Recorded data:
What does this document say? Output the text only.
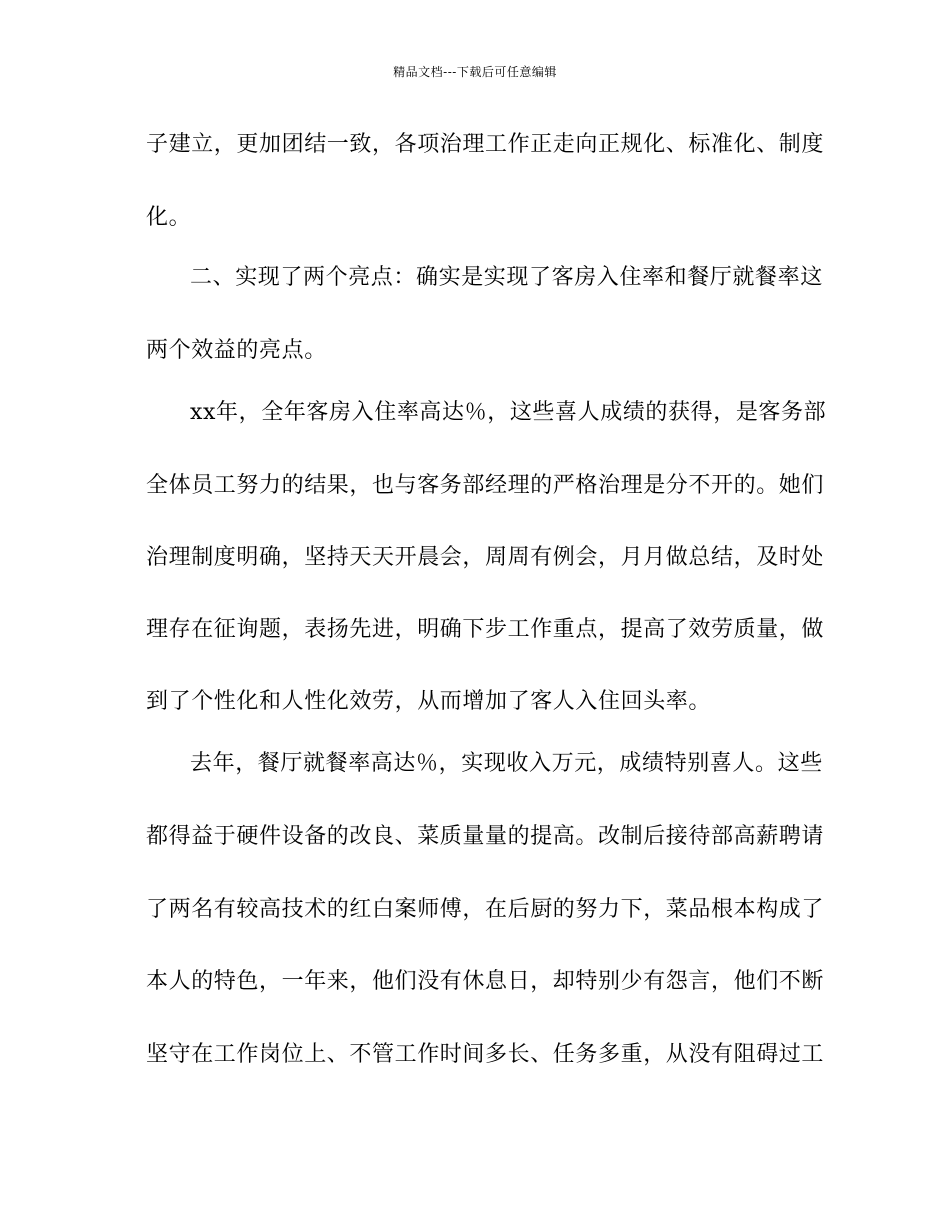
精品文档---下载后可任意编辑
子建立，更加团结一致，各项治理工作正走向正规化、标准化、制度
化。
二、实现了两个亮点：确实是实现了客房入住率和餐厅就餐率这
两个效益的亮点。
xx年，全年客房入住率高达％，这些喜人成绩的获得，是客务部
全体员工努力的结果，也与客务部经理的严格治理是分不开的。她们
治理制度明确，坚持天天开晨会，周周有例会，月月做总结，及时处
理存在征询题，表扬先进，明确下步工作重点，提高了效劳质量，做
到了个性化和人性化效劳，从而增加了客人入住回头率。
去年，餐厅就餐率高达％，实现收入万元，成绩特别喜人。这些
都得益于硬件设备的改良、菜质量量的提高。改制后接待部高薪聘请
了两名有较高技术的红白案师傅，在后厨的努力下，菜品根本构成了
本人的特色，一年来，他们没有休息日，却特别少有怨言，他们不断
坚守在工作岗位上、不管工作时间多长、任务多重，从没有阻碍过工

YOUR TASK: Give the data above again in full and unchanged, skipping the pictures.

FINISHED EXERCISE:
What does this document say? Output the text only.
精品文档---下载后可任意编辑
子建立，更加团结一致，各项治理工作正走向正规化、标准化、制度
化。
二、实现了两个亮点：确实是实现了客房入住率和餐厅就餐率这
两个效益的亮点。
xx年，全年客房入住率高达％，这些喜人成绩的获得，是客务部
全体员工努力的结果，也与客务部经理的严格治理是分不开的。她们
治理制度明确，坚持天天开晨会，周周有例会，月月做总结，及时处
理存在征询题，表扬先进，明确下步工作重点，提高了效劳质量，做
到了个性化和人性化效劳，从而增加了客人入住回头率。
去年，餐厅就餐率高达％，实现收入万元，成绩特别喜人。这些
都得益于硬件设备的改良、菜质量量的提高。改制后接待部高薪聘请
了两名有较高技术的红白案师傅，在后厨的努力下，菜品根本构成了
本人的特色，一年来，他们没有休息日，却特别少有怨言，他们不断
坚守在工作岗位上、不管工作时间多长、任务多重，从没有阻碍过工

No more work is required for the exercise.